Retype the data below without altering anything.

— Start of Records for processing —

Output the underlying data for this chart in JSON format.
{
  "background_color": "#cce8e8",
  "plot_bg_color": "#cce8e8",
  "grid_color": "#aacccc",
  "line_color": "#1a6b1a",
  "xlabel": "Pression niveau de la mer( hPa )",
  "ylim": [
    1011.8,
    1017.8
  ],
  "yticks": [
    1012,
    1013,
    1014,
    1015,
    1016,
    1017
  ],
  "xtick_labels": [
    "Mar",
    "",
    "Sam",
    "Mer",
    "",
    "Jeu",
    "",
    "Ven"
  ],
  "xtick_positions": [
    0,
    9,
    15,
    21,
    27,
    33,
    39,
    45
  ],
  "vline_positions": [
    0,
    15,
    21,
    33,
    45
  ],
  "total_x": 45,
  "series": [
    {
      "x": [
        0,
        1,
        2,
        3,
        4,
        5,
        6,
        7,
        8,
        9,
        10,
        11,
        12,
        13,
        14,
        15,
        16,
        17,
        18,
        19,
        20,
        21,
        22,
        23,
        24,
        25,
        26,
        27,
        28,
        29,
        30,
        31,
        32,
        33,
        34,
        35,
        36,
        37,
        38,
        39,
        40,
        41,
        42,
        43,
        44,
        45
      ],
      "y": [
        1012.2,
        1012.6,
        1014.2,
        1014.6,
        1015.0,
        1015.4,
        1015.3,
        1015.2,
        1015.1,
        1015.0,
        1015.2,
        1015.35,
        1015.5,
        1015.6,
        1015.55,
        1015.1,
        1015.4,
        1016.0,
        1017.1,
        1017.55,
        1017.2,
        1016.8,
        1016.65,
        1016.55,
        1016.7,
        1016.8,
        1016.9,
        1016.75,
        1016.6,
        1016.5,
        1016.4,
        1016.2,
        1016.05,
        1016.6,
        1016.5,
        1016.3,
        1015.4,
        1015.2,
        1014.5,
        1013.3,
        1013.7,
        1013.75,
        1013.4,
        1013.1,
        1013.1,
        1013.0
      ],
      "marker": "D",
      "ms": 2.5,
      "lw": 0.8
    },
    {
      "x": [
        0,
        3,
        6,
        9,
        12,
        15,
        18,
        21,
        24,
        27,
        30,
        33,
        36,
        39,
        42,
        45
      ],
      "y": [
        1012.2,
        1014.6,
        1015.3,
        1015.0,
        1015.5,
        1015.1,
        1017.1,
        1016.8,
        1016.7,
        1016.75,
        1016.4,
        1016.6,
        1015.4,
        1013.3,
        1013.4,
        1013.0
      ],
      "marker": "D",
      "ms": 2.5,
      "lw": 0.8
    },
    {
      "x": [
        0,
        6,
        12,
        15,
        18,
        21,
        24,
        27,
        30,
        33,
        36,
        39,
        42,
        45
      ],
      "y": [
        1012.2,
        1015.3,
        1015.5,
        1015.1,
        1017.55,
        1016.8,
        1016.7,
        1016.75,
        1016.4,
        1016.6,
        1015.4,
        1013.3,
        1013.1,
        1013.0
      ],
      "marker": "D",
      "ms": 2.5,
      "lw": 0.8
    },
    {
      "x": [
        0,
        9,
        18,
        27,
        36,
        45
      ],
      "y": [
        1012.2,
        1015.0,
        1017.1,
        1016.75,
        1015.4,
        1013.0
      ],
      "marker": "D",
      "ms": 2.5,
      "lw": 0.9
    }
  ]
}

— End of Records for processing —

## Right answer
Output the underlying data for this chart in JSON format.
{
  "background_color": "#cce8e8",
  "plot_bg_color": "#cce8e8",
  "grid_color": "#aacccc",
  "line_color": "#1a6b1a",
  "xlabel": "Pression niveau de la mer( hPa )",
  "ylim": [
    1011.8,
    1017.8
  ],
  "yticks": [
    1012,
    1013,
    1014,
    1015,
    1016,
    1017
  ],
  "xtick_labels": [
    "Mar",
    "",
    "Sam",
    "Mer",
    "",
    "Jeu",
    "",
    "Ven"
  ],
  "xtick_positions": [
    0,
    9,
    15,
    21,
    27,
    33,
    39,
    45
  ],
  "vline_positions": [
    0,
    15,
    21,
    33,
    45
  ],
  "total_x": 45,
  "series": [
    {
      "x": [
        0,
        1,
        2,
        3,
        4,
        5,
        6,
        7,
        8,
        9,
        10,
        11,
        12,
        13,
        14,
        15,
        16,
        17,
        18,
        19,
        20,
        21,
        22,
        23,
        24,
        25,
        26,
        27,
        28,
        29,
        30,
        31,
        32,
        33,
        34,
        35,
        36,
        37,
        38,
        39,
        40,
        41,
        42,
        43,
        44,
        45
      ],
      "y": [
        1012.2,
        1012.6,
        1014.2,
        1014.6,
        1015.0,
        1015.4,
        1015.3,
        1015.2,
        1015.1,
        1015.0,
        1015.2,
        1015.35,
        1015.5,
        1015.6,
        1015.55,
        1015.1,
        1015.4,
        1016.0,
        1017.1,
        1017.55,
        1017.2,
        1016.8,
        1016.65,
        1016.55,
        1016.7,
        1016.8,
        1016.9,
        1016.75,
        1016.6,
        1016.5,
        1016.4,
        1016.2,
        1016.05,
        1016.6,
        1016.5,
        1016.3,
        1015.4,
        1015.2,
        1014.5,
        1013.3,
        1013.7,
        1013.75,
        1013.4,
        1013.1,
        1013.1,
        1013.0
      ],
      "marker": "D",
      "ms": 2.5,
      "lw": 0.8
    },
    {
      "x": [
        0,
        3,
        6,
        9,
        12,
        15,
        18,
        21,
        24,
        27,
        30,
        33,
        36,
        39,
        42,
        45
      ],
      "y": [
        1012.2,
        1014.6,
        1015.3,
        1015.0,
        1015.5,
        1015.1,
        1017.1,
        1016.8,
        1016.7,
        1016.75,
        1016.4,
        1016.6,
        1015.4,
        1013.3,
        1013.4,
        1013.0
      ],
      "marker": "D",
      "ms": 2.5,
      "lw": 0.8
    },
    {
      "x": [
        0,
        6,
        12,
        15,
        18,
        21,
        24,
        27,
        30,
        33,
        36,
        39,
        42,
        45
      ],
      "y": [
        1012.2,
        1015.3,
        1015.5,
        1015.1,
        1017.55,
        1016.8,
        1016.7,
        1016.75,
        1016.4,
        1016.6,
        1015.4,
        1013.3,
        1013.1,
        1013.0
      ],
      "marker": "D",
      "ms": 2.5,
      "lw": 0.8
    },
    {
      "x": [
        0,
        9,
        18,
        27,
        36,
        45
      ],
      "y": [
        1012.2,
        1015.0,
        1017.1,
        1016.75,
        1015.4,
        1013.0
      ],
      "marker": "D",
      "ms": 2.5,
      "lw": 0.9
    }
  ]
}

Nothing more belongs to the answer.